SET PROBLEM: Pick out each line containing the string "должна".

━━━ DATA LINES ━━━

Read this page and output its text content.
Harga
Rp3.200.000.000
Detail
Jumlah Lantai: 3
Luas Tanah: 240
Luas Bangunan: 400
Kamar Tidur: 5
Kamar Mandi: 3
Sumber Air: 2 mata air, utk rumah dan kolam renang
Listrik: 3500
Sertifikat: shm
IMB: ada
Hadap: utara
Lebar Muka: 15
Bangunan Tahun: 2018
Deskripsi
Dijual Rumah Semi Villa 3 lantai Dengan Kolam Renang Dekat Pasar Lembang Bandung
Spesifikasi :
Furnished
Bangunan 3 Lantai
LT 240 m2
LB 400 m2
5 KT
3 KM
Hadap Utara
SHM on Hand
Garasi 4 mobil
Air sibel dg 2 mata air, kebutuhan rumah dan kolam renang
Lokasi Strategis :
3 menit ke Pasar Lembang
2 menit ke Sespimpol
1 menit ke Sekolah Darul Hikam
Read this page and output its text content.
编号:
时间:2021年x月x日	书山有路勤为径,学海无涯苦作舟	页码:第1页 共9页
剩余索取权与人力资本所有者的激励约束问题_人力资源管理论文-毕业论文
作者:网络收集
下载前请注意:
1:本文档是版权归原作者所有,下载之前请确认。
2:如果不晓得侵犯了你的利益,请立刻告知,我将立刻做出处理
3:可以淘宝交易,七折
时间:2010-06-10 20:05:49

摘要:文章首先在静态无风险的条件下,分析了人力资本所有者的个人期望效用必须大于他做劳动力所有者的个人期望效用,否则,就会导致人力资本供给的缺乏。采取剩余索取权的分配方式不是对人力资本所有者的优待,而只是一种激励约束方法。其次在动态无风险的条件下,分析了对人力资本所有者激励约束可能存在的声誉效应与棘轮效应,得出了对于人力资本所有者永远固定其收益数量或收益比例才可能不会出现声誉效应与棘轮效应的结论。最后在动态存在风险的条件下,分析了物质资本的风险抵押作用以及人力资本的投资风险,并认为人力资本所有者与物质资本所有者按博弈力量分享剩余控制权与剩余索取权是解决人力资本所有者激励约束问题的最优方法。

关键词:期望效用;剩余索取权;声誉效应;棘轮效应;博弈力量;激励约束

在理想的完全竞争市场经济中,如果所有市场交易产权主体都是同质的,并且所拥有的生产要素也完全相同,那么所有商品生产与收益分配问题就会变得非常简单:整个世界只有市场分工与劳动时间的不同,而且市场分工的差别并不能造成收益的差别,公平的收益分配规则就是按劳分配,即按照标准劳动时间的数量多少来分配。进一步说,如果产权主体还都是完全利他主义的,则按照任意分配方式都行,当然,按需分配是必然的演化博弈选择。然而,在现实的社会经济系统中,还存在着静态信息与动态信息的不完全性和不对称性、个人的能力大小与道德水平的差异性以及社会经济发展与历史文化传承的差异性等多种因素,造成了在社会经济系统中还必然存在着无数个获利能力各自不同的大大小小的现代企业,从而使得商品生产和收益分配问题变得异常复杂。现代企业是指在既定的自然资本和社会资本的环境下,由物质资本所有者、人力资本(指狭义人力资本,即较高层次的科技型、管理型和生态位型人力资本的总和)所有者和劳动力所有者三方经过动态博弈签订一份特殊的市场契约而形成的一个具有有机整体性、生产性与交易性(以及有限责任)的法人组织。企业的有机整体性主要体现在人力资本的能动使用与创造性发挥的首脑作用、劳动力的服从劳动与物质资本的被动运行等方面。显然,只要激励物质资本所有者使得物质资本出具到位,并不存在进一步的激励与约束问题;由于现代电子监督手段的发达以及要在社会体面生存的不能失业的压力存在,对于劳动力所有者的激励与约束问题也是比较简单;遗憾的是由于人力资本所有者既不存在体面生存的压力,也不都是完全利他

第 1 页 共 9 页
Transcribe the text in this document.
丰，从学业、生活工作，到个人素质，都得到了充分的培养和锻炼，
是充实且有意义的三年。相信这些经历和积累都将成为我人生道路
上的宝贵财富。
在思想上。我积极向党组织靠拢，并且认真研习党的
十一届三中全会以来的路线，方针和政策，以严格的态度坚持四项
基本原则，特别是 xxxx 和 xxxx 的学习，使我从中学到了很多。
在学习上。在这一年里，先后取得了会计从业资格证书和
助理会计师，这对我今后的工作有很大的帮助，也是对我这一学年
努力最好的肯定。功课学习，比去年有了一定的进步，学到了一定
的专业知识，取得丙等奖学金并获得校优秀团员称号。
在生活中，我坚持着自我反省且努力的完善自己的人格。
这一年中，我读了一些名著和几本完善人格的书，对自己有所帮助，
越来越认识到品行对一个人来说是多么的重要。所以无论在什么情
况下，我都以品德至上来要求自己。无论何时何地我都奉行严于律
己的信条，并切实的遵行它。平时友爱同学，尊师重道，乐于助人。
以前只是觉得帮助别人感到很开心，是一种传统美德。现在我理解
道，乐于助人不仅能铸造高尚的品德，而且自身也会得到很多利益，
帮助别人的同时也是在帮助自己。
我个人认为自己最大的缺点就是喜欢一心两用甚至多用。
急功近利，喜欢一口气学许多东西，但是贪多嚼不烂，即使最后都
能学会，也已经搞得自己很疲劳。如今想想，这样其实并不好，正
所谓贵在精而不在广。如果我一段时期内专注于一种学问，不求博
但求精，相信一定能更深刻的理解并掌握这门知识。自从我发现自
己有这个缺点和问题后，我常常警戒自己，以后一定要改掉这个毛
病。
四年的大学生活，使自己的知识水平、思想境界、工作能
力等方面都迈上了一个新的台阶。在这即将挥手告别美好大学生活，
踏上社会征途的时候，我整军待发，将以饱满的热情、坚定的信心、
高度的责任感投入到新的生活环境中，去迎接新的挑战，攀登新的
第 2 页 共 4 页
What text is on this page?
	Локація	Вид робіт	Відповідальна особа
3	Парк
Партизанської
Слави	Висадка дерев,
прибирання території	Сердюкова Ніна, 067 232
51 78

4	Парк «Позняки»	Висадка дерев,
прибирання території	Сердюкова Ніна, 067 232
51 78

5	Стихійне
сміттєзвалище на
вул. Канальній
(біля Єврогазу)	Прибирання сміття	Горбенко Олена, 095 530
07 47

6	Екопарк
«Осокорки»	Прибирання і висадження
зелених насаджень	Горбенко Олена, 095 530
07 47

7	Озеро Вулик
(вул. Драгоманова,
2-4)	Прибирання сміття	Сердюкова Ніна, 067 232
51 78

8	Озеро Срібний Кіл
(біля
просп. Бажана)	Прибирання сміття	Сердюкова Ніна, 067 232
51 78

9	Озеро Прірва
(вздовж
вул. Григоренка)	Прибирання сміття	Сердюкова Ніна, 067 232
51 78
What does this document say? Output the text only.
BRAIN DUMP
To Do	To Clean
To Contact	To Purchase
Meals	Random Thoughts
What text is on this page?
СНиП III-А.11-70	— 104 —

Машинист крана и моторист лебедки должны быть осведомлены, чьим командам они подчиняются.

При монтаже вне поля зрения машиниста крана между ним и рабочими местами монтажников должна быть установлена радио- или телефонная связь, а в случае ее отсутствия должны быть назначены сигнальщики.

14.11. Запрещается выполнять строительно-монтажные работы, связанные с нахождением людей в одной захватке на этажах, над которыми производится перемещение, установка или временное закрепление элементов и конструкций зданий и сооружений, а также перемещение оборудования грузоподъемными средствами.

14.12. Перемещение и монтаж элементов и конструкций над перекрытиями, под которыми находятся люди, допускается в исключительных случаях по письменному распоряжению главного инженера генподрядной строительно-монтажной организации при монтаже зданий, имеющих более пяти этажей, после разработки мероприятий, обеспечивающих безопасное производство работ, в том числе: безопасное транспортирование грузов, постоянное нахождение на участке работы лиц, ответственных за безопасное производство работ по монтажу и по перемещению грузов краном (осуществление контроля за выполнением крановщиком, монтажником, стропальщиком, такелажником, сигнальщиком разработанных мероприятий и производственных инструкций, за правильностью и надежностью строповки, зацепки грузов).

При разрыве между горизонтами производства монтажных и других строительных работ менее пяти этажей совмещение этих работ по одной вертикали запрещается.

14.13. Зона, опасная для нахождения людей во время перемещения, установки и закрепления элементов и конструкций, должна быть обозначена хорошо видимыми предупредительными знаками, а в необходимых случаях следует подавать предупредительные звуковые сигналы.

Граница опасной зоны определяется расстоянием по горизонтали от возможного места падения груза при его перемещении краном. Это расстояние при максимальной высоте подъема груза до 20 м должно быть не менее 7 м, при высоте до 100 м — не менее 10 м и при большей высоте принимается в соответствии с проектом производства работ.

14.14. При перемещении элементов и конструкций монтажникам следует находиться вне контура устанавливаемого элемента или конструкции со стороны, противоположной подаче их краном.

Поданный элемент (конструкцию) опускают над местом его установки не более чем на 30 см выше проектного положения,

━━━

RESULT FOR THIS EXERCISE:
При монтаже вне поля зрения машиниста крана между ним и рабочими местами монтажников должна быть установлена радио- или телефонная связь, а в случае ее отсутствия должны быть назначены сигнальщики.
14.13. Зона, опасная для нахождения людей во время перемещения, установки и закрепления элементов и конструкций, должна быть обозначена хорошо видимыми предупредительными знаками, а в необходимых случаях следует подавать предупредительные звуковые сигналы.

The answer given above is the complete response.